▶ [EXERCISE INSTRUCTIONS]: Collect every line in the records below that contains the word "Rama".

^^^^

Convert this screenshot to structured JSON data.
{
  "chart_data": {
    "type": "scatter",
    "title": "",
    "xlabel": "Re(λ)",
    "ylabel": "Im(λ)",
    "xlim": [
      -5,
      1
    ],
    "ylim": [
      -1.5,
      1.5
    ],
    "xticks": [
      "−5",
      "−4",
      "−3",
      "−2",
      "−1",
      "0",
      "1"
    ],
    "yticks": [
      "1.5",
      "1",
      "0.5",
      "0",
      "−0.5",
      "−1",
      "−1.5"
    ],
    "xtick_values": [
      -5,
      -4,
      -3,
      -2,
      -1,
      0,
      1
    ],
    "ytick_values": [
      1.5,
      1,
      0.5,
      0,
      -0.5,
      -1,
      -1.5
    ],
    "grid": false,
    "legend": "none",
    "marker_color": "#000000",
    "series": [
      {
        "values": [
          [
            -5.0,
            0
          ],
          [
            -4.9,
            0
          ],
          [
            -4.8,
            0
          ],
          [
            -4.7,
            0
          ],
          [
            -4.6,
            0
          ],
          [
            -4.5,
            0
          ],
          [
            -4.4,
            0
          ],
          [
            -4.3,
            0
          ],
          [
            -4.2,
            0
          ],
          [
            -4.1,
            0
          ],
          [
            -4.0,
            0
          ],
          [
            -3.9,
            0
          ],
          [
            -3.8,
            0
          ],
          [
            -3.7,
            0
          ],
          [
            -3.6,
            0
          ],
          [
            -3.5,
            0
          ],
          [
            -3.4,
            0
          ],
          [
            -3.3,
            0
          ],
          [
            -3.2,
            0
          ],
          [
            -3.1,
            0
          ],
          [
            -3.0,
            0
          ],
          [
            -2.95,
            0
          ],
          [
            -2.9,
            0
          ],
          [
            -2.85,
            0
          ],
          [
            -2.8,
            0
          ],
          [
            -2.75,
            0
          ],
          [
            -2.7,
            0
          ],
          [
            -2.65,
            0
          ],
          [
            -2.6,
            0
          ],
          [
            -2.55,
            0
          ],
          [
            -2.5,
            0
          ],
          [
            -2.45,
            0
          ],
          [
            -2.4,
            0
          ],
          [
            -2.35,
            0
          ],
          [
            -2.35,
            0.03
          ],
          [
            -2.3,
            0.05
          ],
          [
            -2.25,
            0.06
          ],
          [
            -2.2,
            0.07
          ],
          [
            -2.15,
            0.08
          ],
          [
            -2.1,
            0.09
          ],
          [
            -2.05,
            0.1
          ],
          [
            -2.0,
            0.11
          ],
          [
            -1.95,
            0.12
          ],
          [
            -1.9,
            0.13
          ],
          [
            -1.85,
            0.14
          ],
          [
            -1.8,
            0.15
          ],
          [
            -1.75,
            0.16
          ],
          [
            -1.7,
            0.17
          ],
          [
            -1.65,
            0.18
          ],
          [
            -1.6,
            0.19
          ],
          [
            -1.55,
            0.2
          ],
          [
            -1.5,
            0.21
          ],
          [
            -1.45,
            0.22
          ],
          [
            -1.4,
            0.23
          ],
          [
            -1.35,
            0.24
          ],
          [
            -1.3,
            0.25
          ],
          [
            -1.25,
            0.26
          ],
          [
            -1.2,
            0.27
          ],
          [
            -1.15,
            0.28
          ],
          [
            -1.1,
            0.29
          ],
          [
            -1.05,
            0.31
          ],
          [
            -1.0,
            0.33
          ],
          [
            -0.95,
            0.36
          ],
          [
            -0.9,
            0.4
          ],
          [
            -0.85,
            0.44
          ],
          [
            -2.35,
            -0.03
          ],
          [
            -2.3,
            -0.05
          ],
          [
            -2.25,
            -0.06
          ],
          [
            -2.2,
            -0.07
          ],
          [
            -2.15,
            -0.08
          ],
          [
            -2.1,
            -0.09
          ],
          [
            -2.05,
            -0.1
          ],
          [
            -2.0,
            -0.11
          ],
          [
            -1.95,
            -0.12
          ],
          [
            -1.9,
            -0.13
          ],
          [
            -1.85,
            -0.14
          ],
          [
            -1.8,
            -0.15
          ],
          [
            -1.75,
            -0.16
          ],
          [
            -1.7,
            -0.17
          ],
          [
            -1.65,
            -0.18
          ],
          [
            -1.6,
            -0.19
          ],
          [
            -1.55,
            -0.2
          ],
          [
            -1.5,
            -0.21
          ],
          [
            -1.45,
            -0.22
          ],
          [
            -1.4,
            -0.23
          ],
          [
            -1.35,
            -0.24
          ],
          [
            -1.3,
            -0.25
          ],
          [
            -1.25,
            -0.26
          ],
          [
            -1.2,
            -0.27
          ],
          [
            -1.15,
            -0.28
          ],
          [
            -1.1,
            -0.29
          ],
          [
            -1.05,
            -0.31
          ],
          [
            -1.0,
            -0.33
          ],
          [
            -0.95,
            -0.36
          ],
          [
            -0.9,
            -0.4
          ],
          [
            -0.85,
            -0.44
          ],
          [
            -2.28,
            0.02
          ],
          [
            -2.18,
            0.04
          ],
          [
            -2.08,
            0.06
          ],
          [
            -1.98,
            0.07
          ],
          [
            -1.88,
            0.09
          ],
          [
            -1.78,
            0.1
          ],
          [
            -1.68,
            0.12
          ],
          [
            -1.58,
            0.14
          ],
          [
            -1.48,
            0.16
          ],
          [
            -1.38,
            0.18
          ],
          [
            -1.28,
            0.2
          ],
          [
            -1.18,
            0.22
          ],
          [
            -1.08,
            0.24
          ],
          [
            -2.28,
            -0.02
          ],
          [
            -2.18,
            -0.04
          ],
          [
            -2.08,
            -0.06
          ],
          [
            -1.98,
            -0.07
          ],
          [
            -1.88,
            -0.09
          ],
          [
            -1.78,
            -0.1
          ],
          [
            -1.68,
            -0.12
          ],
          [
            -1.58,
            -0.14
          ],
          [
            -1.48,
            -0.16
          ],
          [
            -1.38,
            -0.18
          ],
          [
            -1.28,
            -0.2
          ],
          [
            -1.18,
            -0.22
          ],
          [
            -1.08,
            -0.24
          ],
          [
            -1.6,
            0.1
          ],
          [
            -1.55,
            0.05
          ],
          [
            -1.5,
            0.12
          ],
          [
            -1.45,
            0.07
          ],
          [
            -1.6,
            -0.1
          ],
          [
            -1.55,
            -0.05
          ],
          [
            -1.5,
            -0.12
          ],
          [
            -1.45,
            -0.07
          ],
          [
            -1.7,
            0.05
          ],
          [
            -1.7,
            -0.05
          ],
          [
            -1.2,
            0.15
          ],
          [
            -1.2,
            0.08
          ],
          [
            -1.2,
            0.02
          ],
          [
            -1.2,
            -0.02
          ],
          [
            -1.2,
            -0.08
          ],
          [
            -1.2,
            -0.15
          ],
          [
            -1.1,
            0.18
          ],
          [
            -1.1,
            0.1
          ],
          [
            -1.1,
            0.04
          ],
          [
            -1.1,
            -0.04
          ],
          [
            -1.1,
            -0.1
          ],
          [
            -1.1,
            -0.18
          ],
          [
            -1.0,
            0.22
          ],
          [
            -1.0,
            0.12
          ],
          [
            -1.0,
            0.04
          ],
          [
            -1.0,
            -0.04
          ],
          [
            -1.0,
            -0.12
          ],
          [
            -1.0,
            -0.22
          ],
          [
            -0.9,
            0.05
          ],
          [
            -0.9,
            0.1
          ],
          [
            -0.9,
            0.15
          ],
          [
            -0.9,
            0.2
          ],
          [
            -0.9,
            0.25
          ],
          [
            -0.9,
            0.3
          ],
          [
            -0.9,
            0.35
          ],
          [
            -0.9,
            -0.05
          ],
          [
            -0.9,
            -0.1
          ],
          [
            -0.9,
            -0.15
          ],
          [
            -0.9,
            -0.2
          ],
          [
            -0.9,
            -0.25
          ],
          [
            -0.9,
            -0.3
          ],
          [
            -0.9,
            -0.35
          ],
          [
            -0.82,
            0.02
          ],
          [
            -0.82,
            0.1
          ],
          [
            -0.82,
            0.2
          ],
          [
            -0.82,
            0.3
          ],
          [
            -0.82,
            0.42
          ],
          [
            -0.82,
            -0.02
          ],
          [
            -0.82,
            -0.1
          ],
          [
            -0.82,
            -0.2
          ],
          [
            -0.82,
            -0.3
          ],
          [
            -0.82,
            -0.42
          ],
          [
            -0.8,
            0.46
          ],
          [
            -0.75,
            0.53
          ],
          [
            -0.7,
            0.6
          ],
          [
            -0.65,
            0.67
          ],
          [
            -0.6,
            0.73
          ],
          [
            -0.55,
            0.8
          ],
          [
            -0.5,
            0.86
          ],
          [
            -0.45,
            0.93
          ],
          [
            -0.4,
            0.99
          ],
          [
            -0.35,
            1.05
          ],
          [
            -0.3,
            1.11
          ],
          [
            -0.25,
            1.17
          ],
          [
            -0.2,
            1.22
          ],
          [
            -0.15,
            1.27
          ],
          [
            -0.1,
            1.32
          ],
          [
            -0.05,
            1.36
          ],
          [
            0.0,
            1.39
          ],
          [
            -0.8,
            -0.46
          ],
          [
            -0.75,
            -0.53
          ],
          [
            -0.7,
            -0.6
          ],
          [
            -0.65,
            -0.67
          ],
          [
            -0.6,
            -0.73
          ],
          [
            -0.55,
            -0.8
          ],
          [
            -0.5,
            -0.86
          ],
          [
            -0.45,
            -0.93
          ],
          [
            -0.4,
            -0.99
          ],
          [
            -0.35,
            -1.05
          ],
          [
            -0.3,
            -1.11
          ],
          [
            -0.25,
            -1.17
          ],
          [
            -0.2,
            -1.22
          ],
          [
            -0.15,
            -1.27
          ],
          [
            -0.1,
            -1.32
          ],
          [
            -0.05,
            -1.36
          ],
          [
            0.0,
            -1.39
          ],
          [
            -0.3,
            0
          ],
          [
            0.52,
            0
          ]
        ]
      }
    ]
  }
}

^^^^

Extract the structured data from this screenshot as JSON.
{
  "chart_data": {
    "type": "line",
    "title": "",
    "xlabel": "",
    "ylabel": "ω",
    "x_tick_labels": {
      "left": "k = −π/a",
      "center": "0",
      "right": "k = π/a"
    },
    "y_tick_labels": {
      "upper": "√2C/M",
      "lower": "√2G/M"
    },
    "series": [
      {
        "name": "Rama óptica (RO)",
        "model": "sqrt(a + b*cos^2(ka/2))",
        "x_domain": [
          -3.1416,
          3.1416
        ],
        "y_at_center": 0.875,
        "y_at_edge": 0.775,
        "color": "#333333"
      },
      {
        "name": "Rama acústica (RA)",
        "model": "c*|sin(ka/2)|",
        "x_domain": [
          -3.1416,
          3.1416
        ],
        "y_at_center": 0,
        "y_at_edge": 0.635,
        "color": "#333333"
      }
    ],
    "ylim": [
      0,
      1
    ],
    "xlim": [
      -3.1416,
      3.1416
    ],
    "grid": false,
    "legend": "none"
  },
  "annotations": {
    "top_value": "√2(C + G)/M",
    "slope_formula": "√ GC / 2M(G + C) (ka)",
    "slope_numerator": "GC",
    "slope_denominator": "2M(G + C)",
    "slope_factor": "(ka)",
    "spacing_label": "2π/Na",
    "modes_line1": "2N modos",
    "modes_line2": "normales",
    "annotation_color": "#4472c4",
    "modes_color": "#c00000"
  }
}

^^^^

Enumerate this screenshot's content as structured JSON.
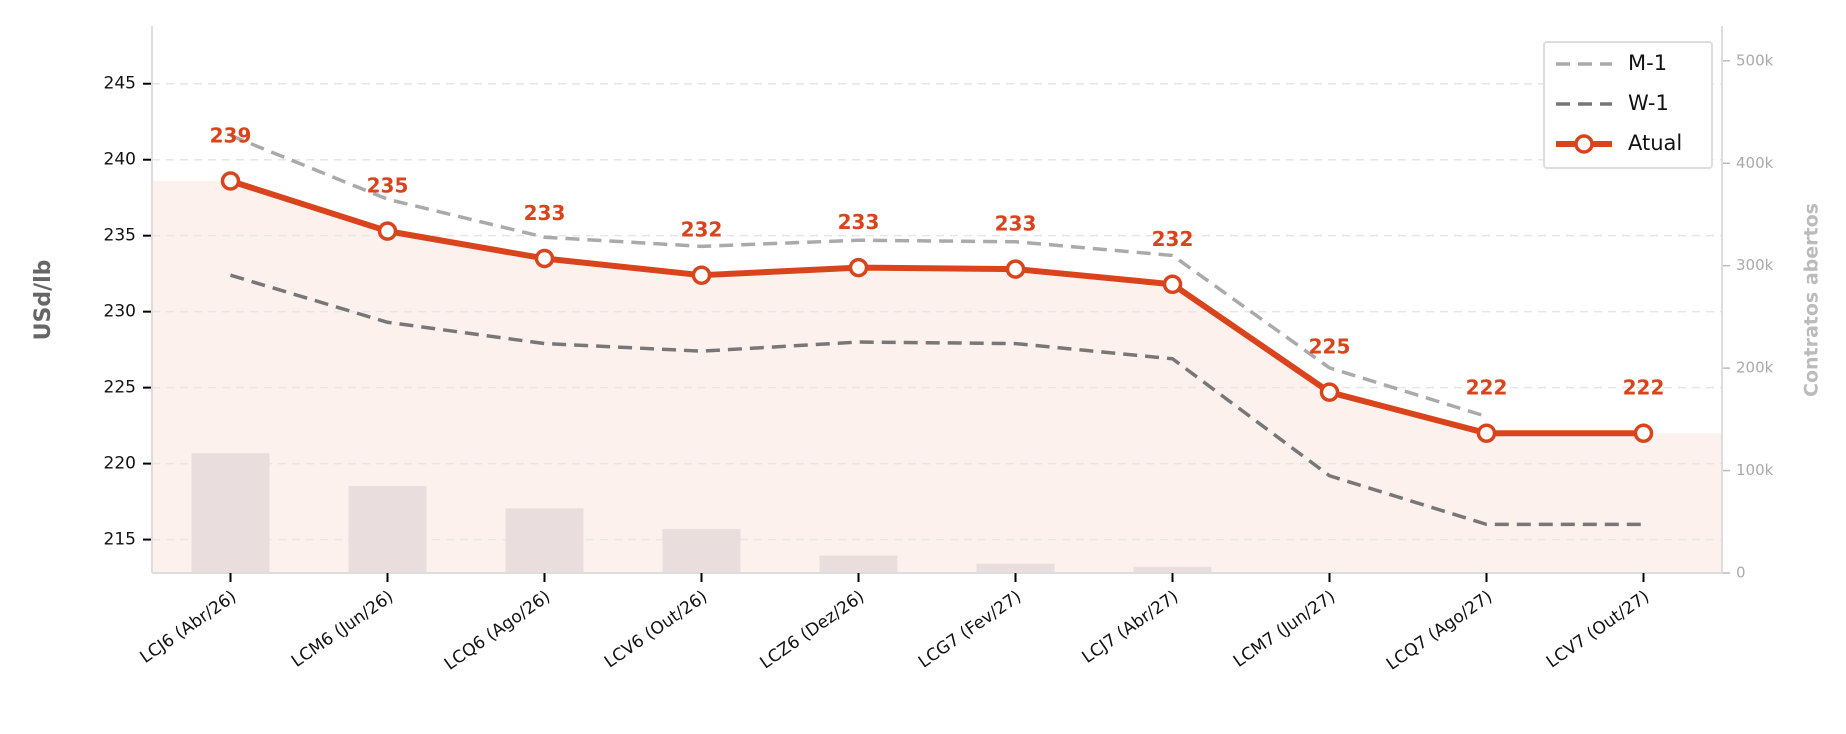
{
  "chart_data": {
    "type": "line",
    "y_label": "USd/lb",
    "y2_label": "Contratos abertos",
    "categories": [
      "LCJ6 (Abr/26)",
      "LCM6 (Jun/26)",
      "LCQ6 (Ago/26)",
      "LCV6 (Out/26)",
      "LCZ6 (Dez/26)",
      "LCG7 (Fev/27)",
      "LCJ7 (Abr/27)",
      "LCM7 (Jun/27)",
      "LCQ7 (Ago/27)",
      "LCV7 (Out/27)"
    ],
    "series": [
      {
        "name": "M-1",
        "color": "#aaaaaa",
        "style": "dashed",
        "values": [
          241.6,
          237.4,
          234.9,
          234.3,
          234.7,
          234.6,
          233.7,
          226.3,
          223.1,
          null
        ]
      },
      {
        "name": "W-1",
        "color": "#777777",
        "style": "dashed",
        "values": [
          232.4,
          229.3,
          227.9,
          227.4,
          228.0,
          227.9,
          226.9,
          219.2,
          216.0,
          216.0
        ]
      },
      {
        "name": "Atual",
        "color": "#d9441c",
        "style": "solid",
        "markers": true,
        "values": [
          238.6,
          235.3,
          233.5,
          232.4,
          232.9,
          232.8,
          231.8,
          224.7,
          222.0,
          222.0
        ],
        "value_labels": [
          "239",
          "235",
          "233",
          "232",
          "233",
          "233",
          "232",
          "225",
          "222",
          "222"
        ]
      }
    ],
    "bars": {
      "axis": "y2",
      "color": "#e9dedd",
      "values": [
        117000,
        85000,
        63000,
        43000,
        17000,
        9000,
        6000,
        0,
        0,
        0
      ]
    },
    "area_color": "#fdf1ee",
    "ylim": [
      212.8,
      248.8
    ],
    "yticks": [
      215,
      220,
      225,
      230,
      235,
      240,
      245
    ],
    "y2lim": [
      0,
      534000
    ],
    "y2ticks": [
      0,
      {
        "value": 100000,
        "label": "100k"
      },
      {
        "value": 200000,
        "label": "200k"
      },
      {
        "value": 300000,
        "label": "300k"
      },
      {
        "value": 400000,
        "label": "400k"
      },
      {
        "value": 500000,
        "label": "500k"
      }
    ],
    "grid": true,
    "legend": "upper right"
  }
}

^^^^

▶ [OUTPUT FOR THIS TASK]:
        "name": "Rama óptica (RO)",
        "name": "Rama acústica (RA)",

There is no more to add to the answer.